→ GIVEN ENTRIES:
——————————
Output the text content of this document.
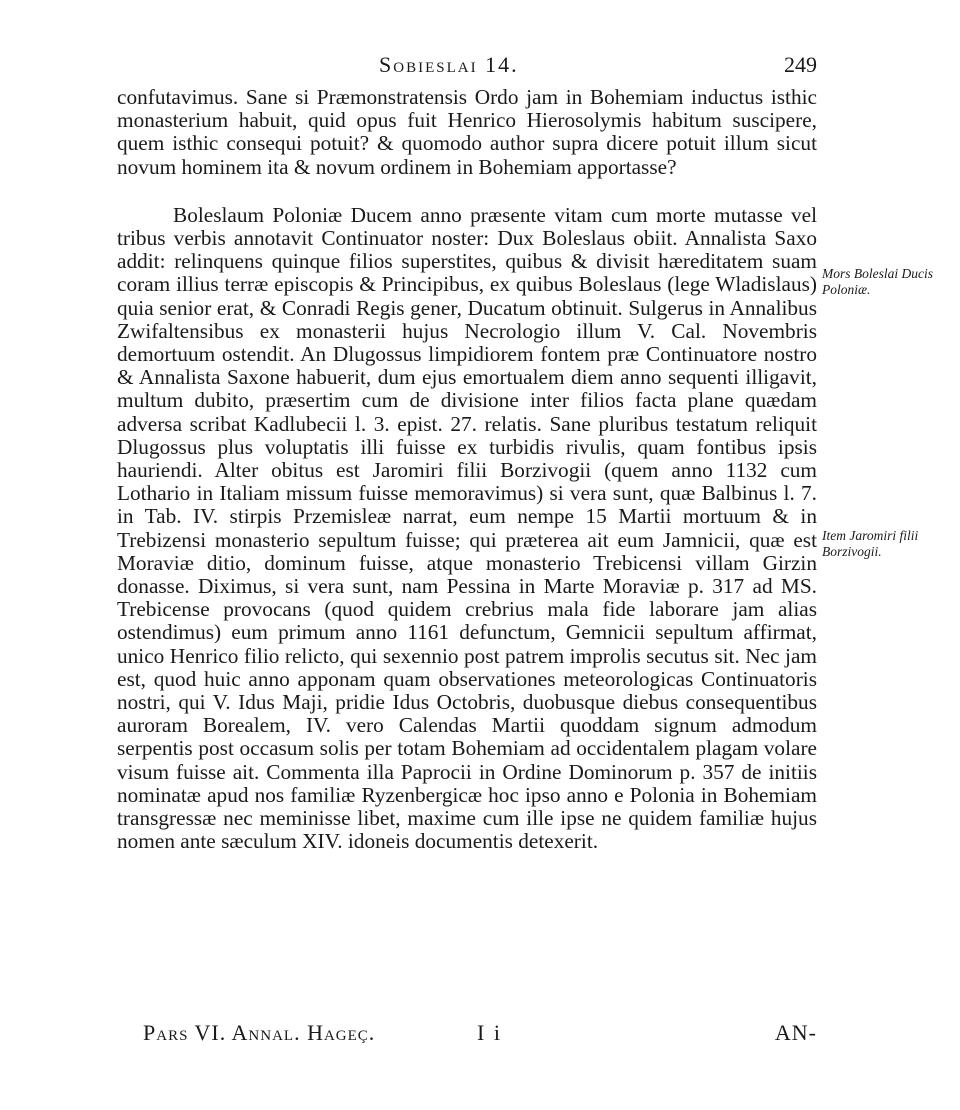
Sobieslai 14.	249

confutavimus. Sane si Præmonstratensis Ordo jam in Bohemiam inductus isthic monasterium habuit, quid opus fuit Henrico Hierosolymis habitum suscipere, quem isthic consequi potuit? & quomodo author supra dicere potuit illum sicut novum hominem ita & novum ordinem in Bohemiam apportasse?

Boleslaum Poloniæ Ducem anno præsente vitam cum morte mutasse vel tribus verbis annotavit Continuator noster: Dux Boleslaus obiit. Annalista Saxo addit: relinquens quinque filios superstites, quibus & divisit hæreditatem suam coram illius terræ episcopis & Principibus, ex quibus Boleslaus (lege Wladislaus) quia senior erat, & Conradi Regis gener, Ducatum obtinuit. Sulgerus in Annalibus Zwifaltensibus ex monasterii hujus Necrologio illum V. Cal. Novembris demortuum ostendit. An Dlugossus limpidiorem fontem præ Continuatore nostro & Annalista Saxone habuerit, dum ejus emortualem diem anno sequenti illigavit, multum dubito, præsertim cum de divisione inter filios facta plane quædam adversa scribat Kadlubecii l. 3. epist. 27. relatis. Sane pluribus testatum reliquit Dlugossus plus voluptatis illi fuisse ex turbidis rivulis, quam fontibus ipsis hauriendi. Alter obitus est Jaromiri filii Borzivogii (quem anno 1132 cum Lothario in Italiam missum fuisse memoravimus) si vera sunt, quæ Balbinus l. 7. in Tab. IV. stirpis Przemisleæ narrat, eum nempe 15 Martii mortuum & in Trebizensi monasterio sepultum fuisse; qui præterea ait eum Jamnicii, quæ est Moraviæ ditio, dominum fuisse, atque monasterio Trebicensi villam Girzin donasse. Diximus, si vera sunt, nam Pessina in Marte Moraviæ p. 317 ad MS. Trebicense provocans (quod quidem crebrius mala fide laborare jam alias ostendimus) eum primum anno 1161 defunctum, Gemnicii sepultum affirmat, unico Henrico filio relicto, qui sexennio post patrem improlis secutus sit. Nec jam est, quod huic anno apponam quam observationes meteorologicas Continuatoris nostri, qui V. Idus Maji, pridie Idus Octobris, duobusque diebus consequentibus auroram Borealem, IV. vero Calendas Martii quoddam signum admodum serpentis post occasum solis per totam Bohemiam ad occidentalem plagam volare visum fuisse ait. Commenta illa Paprocii in Ordine Dominorum p. 357 de initiis nominatæ apud nos familiæ Ryzenbergicæ hoc ipso anno e Polonia in Bohemiam transgressæ nec meminisse libet, maxime cum ille ipse ne quidem familiæ hujus nomen ante sæculum XIV. idoneis documentis detexerit.

Mors Boleslai Ducis Poloniæ.
Item Jaromiri filii Borzivogii.
Pars VI. Annal. Hageç.	I i	AN-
——————————
→ THE REQUEST:
State the number of lines in the records that contain the string "Borzivogii", and nothing more.

→ CORRECT OUTPUT:
2